**EXERCISE TASK**
Show all lines of the listing that hold the word "code".

■ ■ ■ ■

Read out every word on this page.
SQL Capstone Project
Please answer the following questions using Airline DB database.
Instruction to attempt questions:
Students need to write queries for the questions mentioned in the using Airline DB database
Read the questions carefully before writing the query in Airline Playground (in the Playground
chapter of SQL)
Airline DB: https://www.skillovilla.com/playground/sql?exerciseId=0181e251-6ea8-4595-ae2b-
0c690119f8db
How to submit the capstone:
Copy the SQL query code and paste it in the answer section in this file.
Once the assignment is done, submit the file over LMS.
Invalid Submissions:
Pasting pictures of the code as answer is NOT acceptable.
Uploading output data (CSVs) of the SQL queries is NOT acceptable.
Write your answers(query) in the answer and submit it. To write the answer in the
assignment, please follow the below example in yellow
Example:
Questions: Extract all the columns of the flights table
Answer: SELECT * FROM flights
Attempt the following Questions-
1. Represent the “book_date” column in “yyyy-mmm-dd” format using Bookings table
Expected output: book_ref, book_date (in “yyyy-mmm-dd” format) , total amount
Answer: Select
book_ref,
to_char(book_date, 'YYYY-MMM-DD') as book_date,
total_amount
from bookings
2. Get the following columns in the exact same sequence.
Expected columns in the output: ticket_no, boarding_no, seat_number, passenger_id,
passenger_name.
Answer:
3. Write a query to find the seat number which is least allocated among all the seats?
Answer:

■ ■ ■ ■

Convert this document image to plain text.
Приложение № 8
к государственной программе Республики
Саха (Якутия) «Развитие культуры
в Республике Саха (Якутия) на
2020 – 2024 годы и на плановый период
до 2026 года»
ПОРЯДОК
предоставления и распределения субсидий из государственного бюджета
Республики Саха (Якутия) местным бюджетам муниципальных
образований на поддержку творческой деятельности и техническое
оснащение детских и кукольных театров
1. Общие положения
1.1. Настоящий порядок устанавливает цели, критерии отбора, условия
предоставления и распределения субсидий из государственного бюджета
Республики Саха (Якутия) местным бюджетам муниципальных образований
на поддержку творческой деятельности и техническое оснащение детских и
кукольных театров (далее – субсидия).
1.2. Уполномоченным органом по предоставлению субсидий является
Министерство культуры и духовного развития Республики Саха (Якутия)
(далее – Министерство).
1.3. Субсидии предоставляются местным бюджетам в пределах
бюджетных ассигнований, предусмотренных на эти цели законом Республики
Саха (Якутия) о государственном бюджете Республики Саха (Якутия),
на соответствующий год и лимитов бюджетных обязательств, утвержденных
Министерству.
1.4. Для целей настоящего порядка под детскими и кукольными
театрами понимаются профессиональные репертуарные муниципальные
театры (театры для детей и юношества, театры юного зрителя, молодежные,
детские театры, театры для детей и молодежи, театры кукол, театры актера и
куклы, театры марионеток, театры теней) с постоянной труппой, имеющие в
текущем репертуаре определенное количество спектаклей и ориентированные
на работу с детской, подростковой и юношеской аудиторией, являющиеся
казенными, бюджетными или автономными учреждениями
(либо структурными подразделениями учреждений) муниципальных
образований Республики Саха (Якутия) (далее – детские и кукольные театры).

■ ■ ■ ■

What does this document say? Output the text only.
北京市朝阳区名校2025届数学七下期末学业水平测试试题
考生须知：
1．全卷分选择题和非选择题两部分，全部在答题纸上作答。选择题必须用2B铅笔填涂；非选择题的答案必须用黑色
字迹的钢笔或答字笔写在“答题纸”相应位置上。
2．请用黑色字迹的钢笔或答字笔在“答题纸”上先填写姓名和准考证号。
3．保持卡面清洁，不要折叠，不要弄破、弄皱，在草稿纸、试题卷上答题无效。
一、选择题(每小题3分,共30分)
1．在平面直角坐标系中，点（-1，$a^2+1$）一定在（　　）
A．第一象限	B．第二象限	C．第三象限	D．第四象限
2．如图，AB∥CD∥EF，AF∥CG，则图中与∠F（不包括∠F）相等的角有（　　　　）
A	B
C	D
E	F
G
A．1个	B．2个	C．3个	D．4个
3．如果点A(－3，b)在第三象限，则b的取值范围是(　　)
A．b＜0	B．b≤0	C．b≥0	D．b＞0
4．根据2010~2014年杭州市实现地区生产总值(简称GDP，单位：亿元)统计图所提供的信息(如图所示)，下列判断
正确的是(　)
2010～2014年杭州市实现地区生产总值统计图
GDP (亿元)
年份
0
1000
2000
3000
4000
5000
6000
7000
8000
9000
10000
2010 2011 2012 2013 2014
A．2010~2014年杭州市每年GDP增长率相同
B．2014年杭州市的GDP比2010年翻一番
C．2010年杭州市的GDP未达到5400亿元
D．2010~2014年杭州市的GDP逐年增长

■ ■ ■ ■

**EXERCISE OUTPUT**
Copy the SQL query code and paste it in the answer section in this file.
Pasting pictures of the code as answer is NOT acceptable.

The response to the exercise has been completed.